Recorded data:
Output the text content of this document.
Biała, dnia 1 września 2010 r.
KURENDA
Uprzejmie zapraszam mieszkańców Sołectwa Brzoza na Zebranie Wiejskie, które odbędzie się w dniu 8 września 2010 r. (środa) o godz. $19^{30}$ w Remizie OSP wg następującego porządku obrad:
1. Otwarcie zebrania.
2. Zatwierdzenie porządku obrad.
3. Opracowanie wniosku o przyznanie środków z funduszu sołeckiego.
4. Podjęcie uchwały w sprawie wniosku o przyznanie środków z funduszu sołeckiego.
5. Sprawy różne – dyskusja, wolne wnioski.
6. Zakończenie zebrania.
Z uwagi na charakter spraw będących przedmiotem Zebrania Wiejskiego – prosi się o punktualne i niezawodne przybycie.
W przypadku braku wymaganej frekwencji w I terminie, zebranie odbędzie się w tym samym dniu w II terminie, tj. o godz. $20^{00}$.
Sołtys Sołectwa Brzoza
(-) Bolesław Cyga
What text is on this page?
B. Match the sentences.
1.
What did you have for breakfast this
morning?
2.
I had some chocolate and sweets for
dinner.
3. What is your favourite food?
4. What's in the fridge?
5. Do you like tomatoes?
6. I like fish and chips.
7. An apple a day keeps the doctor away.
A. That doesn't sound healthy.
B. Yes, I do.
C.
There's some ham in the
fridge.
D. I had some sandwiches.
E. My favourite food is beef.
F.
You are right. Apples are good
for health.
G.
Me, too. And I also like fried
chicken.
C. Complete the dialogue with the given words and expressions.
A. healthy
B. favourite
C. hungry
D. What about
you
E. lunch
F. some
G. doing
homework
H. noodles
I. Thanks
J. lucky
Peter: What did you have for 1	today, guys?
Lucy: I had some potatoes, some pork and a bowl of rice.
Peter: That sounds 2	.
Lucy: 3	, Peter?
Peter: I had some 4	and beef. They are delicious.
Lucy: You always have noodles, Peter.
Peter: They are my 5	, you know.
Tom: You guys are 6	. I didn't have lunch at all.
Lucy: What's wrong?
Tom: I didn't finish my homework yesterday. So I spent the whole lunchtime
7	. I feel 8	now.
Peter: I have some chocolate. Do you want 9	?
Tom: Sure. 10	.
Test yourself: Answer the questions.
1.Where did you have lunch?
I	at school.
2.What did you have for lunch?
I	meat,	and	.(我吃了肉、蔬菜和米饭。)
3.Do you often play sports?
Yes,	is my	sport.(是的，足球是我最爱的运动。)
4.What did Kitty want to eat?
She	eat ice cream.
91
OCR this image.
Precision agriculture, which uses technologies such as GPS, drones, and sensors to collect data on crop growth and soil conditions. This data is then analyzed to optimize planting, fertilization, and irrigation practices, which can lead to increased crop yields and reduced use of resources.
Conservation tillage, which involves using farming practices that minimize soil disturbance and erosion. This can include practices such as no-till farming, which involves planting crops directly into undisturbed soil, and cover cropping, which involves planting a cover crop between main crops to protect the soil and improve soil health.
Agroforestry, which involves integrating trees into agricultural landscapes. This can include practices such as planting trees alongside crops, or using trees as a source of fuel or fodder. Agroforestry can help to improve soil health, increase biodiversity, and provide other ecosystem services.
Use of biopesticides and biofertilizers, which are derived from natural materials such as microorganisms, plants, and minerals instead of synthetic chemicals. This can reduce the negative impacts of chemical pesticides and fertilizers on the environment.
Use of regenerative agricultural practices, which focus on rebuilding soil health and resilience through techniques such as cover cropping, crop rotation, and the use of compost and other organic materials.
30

## AIM OF THE EXERCISE
In the records above, find each line with the word "guys" and copy it.

## SOLVED PROBLEM
Peter: What did you have for 1	today, guys?
Tom: You guys are 6	. I didn't have lunch at all.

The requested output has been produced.